:: TO BE DONE ::
Update the listing lines from the one containing "305, 489, 339]" through the end of the listing by replacing every "cardboard-box-icon" with "carton-icon". Output only those lines, with everything else left unchanged.
○ ○ ○ ○
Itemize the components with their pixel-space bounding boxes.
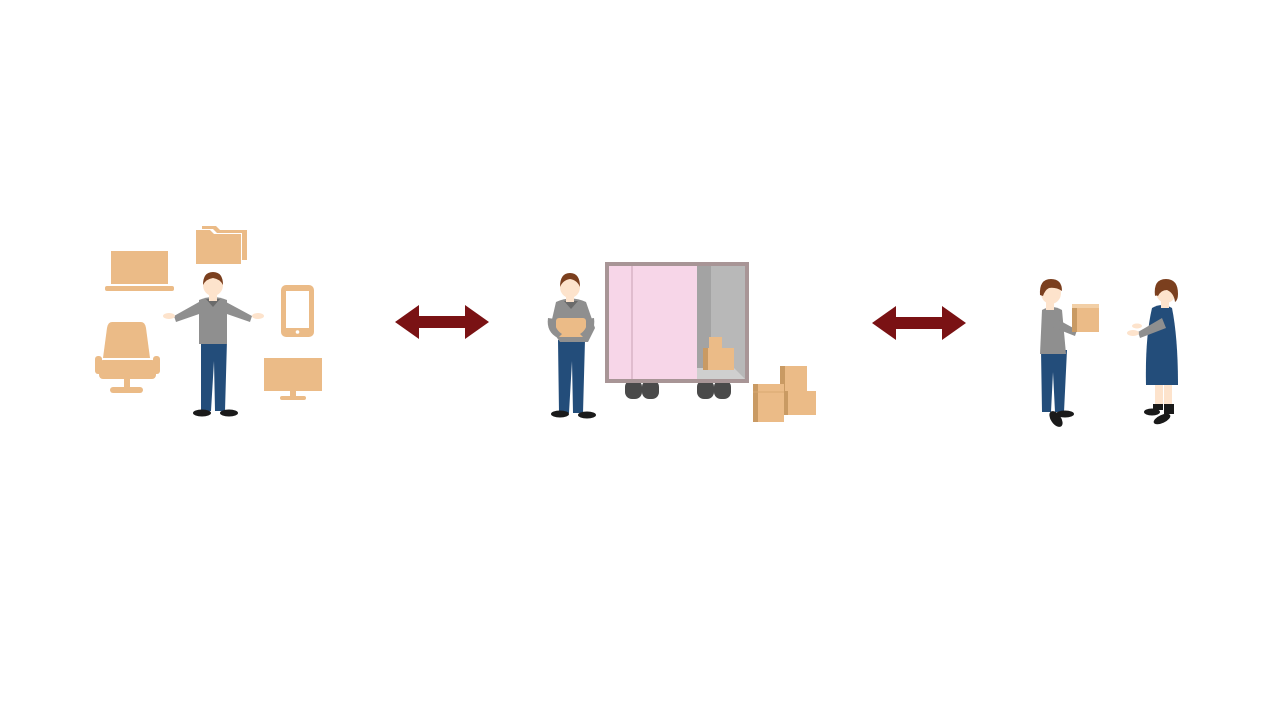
bidirectional-arrow-1	[395, 305, 489, 339]
step-office-items	[95, 226, 322, 417]
folder-icon	[196, 226, 247, 264]
bidirectional-arrow-2	[872, 306, 966, 340]
cardboard-box-icon	[784, 391, 816, 415]
monitor-icon	[264, 358, 322, 400]
worker-presenting	[163, 272, 264, 417]
cardboard-box-icon	[753, 384, 784, 422]
office-chair-icon	[95, 322, 160, 393]
cardboard-box-pile	[753, 366, 816, 422]
worker-carrying-box	[547, 273, 596, 419]
step-truck-loading	[547, 262, 816, 422]
worker-handing-box	[1039, 279, 1099, 427]
cardboard-box-icon	[780, 366, 807, 392]
truck-icon	[605, 262, 749, 399]
customer-receiving	[1127, 279, 1178, 425]
cardboard-box-icon	[1072, 304, 1099, 332]
tablet-icon	[281, 285, 314, 337]
cardboard-box-icon	[703, 337, 734, 370]
step-handover	[1039, 279, 1178, 427]
laptop-icon	[105, 251, 174, 291]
○ ○ ○ ○
:: COMPLETED EXERCISE ::
bidirectional-arrow-1	[395, 305, 489, 339]
step-office-items	[95, 226, 322, 417]
folder-icon	[196, 226, 247, 264]
bidirectional-arrow-2	[872, 306, 966, 340]
carton-icon	[784, 391, 816, 415]
monitor-icon	[264, 358, 322, 400]
worker-presenting	[163, 272, 264, 417]
carton-icon	[753, 384, 784, 422]
office-chair-icon	[95, 322, 160, 393]
cardboard-box-pile	[753, 366, 816, 422]
worker-carrying-box	[547, 273, 596, 419]
step-truck-loading	[547, 262, 816, 422]
worker-handing-box	[1039, 279, 1099, 427]
carton-icon	[780, 366, 807, 392]
truck-icon	[605, 262, 749, 399]
customer-receiving	[1127, 279, 1178, 425]
carton-icon	[1072, 304, 1099, 332]
tablet-icon	[281, 285, 314, 337]
carton-icon	[703, 337, 734, 370]
step-handover	[1039, 279, 1178, 427]
laptop-icon	[105, 251, 174, 291]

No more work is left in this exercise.